§ **LISTED RECORDS**:
________________

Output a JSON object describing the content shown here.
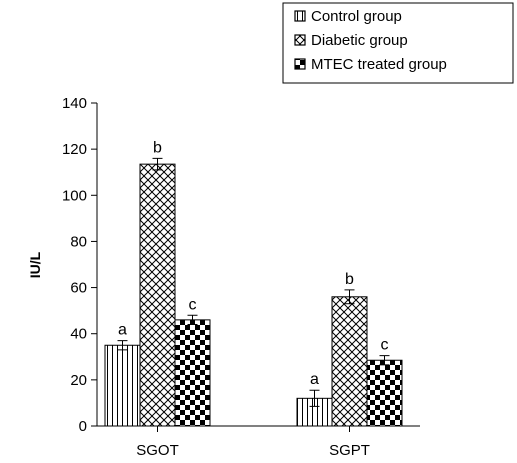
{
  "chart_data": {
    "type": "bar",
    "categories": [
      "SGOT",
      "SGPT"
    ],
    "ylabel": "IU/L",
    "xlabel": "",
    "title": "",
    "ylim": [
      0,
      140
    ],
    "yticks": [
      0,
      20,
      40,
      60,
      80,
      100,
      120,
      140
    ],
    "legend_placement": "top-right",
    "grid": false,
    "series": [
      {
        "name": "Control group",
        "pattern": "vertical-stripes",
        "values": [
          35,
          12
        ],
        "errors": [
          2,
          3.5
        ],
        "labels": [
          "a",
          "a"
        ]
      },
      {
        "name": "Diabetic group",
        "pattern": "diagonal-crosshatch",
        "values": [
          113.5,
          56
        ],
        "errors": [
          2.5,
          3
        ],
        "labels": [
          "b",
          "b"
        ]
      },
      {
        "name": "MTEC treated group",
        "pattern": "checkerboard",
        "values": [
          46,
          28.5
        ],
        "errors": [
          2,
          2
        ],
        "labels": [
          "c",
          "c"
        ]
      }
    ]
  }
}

________________

§ **WHAT THIS TASK INVOLVES**:
Your copy should hold every record word for word and none of the pictures.

§ **FULL SOLUTION**:
Output a JSON object describing the content shown here.
{
  "chart_data": {
    "type": "bar",
    "categories": [
      "SGOT",
      "SGPT"
    ],
    "ylabel": "IU/L",
    "xlabel": "",
    "title": "",
    "ylim": [
      0,
      140
    ],
    "yticks": [
      0,
      20,
      40,
      60,
      80,
      100,
      120,
      140
    ],
    "legend_placement": "top-right",
    "grid": false,
    "series": [
      {
        "name": "Control group",
        "pattern": "vertical-stripes",
        "values": [
          35,
          12
        ],
        "errors": [
          2,
          3.5
        ],
        "labels": [
          "a",
          "a"
        ]
      },
      {
        "name": "Diabetic group",
        "pattern": "diagonal-crosshatch",
        "values": [
          113.5,
          56
        ],
        "errors": [
          2.5,
          3
        ],
        "labels": [
          "b",
          "b"
        ]
      },
      {
        "name": "MTEC treated group",
        "pattern": "checkerboard",
        "values": [
          46,
          28.5
        ],
        "errors": [
          2,
          2
        ],
        "labels": [
          "c",
          "c"
        ]
      }
    ]
  }
}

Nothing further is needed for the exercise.